● **Exercise**
Reproduce the records below in full and without edits, omitting images.

● **Excerpts from a figure dataset**
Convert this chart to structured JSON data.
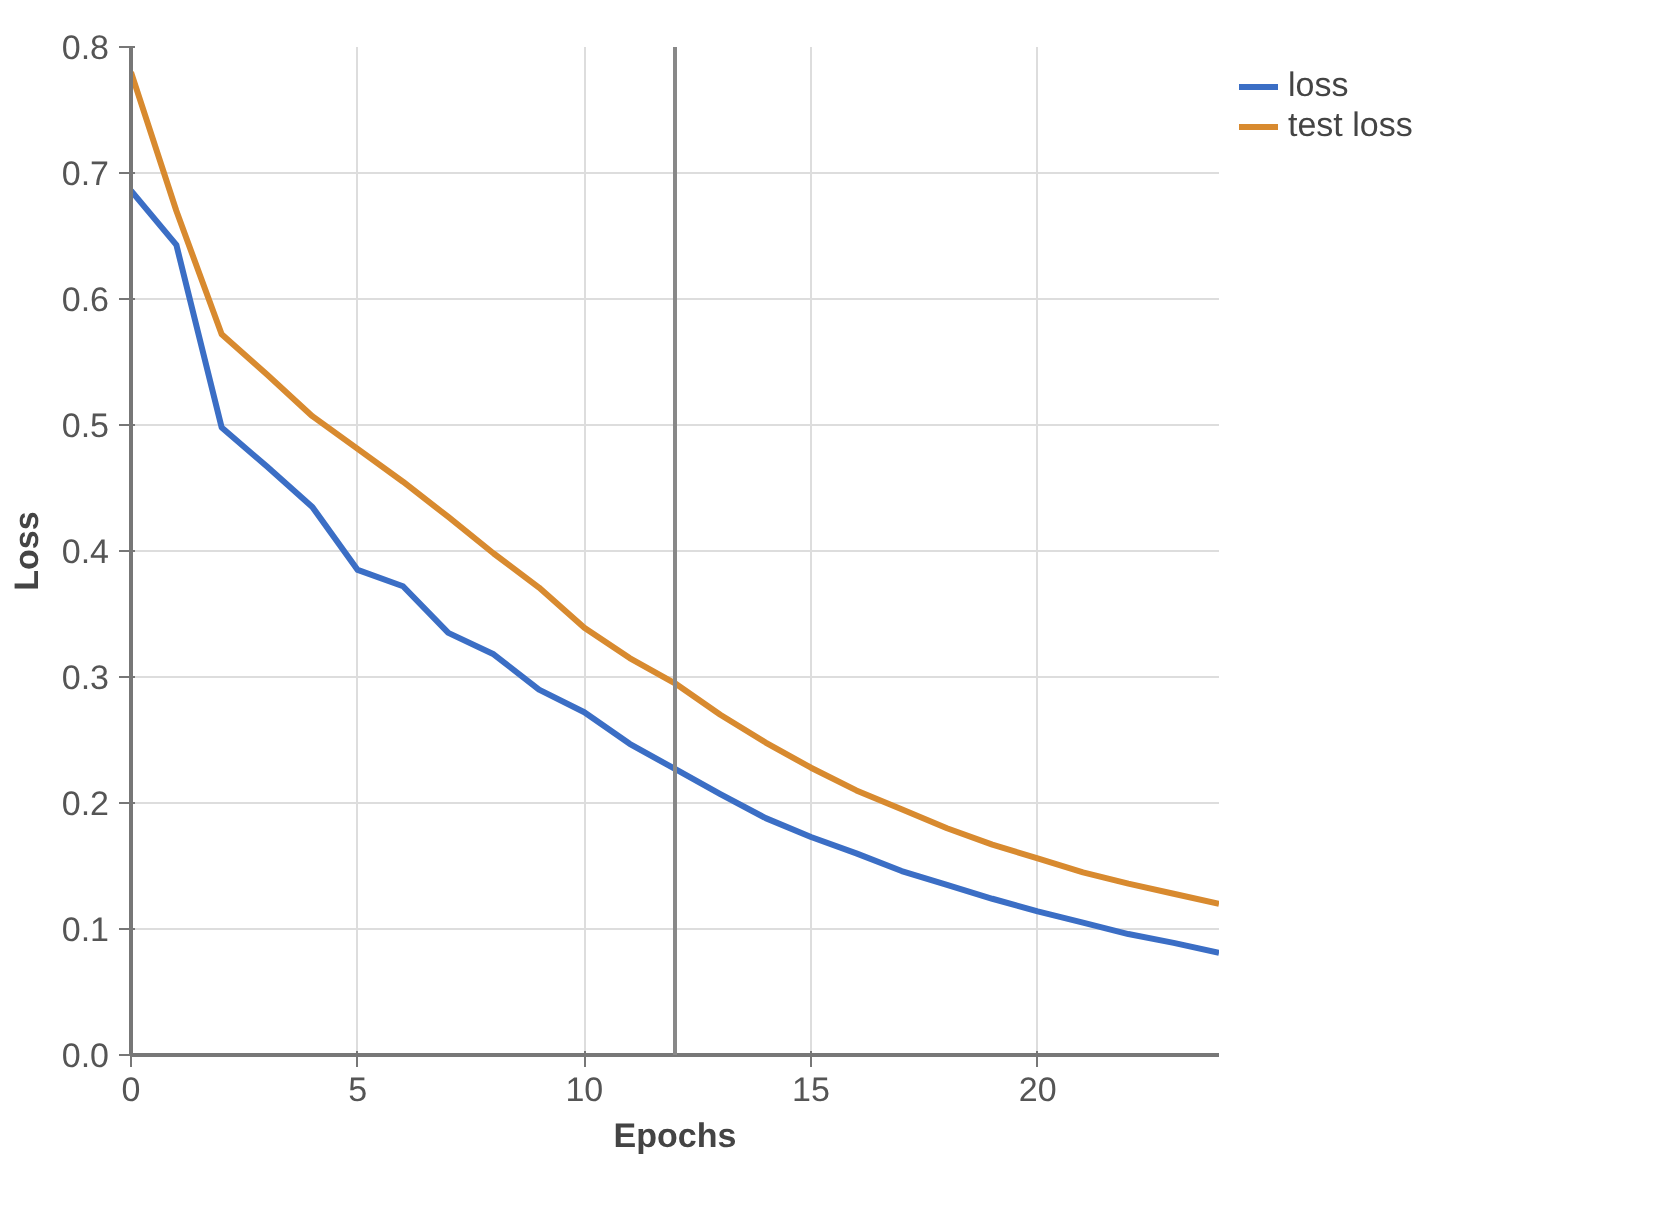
{
  "chart_data": {
    "type": "line",
    "xlabel": "Epochs",
    "ylabel": "Loss",
    "x": [
      0,
      1,
      2,
      3,
      4,
      5,
      6,
      7,
      8,
      9,
      10,
      11,
      12,
      13,
      14,
      15,
      16,
      17,
      18,
      19,
      20,
      21,
      22,
      23,
      24
    ],
    "series": [
      {
        "name": "loss",
        "color": "#3b6ec5",
        "values": [
          0.686,
          0.643,
          0.498,
          0.467,
          0.435,
          0.385,
          0.372,
          0.335,
          0.318,
          0.29,
          0.272,
          0.247,
          0.227,
          0.207,
          0.188,
          0.173,
          0.16,
          0.146,
          0.135,
          0.124,
          0.114,
          0.105,
          0.096,
          0.089,
          0.081
        ]
      },
      {
        "name": "test loss",
        "color": "#d88a2f",
        "values": [
          0.78,
          0.67,
          0.572,
          0.54,
          0.507,
          0.481,
          0.455,
          0.427,
          0.398,
          0.371,
          0.339,
          0.315,
          0.295,
          0.27,
          0.248,
          0.228,
          0.21,
          0.195,
          0.18,
          0.167,
          0.156,
          0.145,
          0.136,
          0.128,
          0.12
        ]
      }
    ],
    "xlim": [
      0,
      24
    ],
    "xticks": [
      0,
      5,
      10,
      15,
      20
    ],
    "ylim": [
      0,
      0.8
    ],
    "yticks": [
      {
        "value": 0,
        "label": "0.0"
      },
      0.1,
      0.2,
      0.3,
      0.4,
      0.5,
      0.6,
      0.7,
      0.8
    ],
    "ref_lines": [
      {
        "axis": "x",
        "value": 12,
        "color": "#888888"
      }
    ],
    "grid": true,
    "legend": "top right",
    "marker": "none",
    "line_style": "solid"
  }
}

● **Solution to this problem**
Convert this chart to structured JSON data.
{
  "chart_data": {
    "type": "line",
    "xlabel": "Epochs",
    "ylabel": "Loss",
    "x": [
      0,
      1,
      2,
      3,
      4,
      5,
      6,
      7,
      8,
      9,
      10,
      11,
      12,
      13,
      14,
      15,
      16,
      17,
      18,
      19,
      20,
      21,
      22,
      23,
      24
    ],
    "series": [
      {
        "name": "loss",
        "color": "#3b6ec5",
        "values": [
          0.686,
          0.643,
          0.498,
          0.467,
          0.435,
          0.385,
          0.372,
          0.335,
          0.318,
          0.29,
          0.272,
          0.247,
          0.227,
          0.207,
          0.188,
          0.173,
          0.16,
          0.146,
          0.135,
          0.124,
          0.114,
          0.105,
          0.096,
          0.089,
          0.081
        ]
      },
      {
        "name": "test loss",
        "color": "#d88a2f",
        "values": [
          0.78,
          0.67,
          0.572,
          0.54,
          0.507,
          0.481,
          0.455,
          0.427,
          0.398,
          0.371,
          0.339,
          0.315,
          0.295,
          0.27,
          0.248,
          0.228,
          0.21,
          0.195,
          0.18,
          0.167,
          0.156,
          0.145,
          0.136,
          0.128,
          0.12
        ]
      }
    ],
    "xlim": [
      0,
      24
    ],
    "xticks": [
      0,
      5,
      10,
      15,
      20
    ],
    "ylim": [
      0,
      0.8
    ],
    "yticks": [
      {
        "value": 0,
        "label": "0.0"
      },
      0.1,
      0.2,
      0.3,
      0.4,
      0.5,
      0.6,
      0.7,
      0.8
    ],
    "ref_lines": [
      {
        "axis": "x",
        "value": 12,
        "color": "#888888"
      }
    ],
    "grid": true,
    "legend": "top right",
    "marker": "none",
    "line_style": "solid"
  }
}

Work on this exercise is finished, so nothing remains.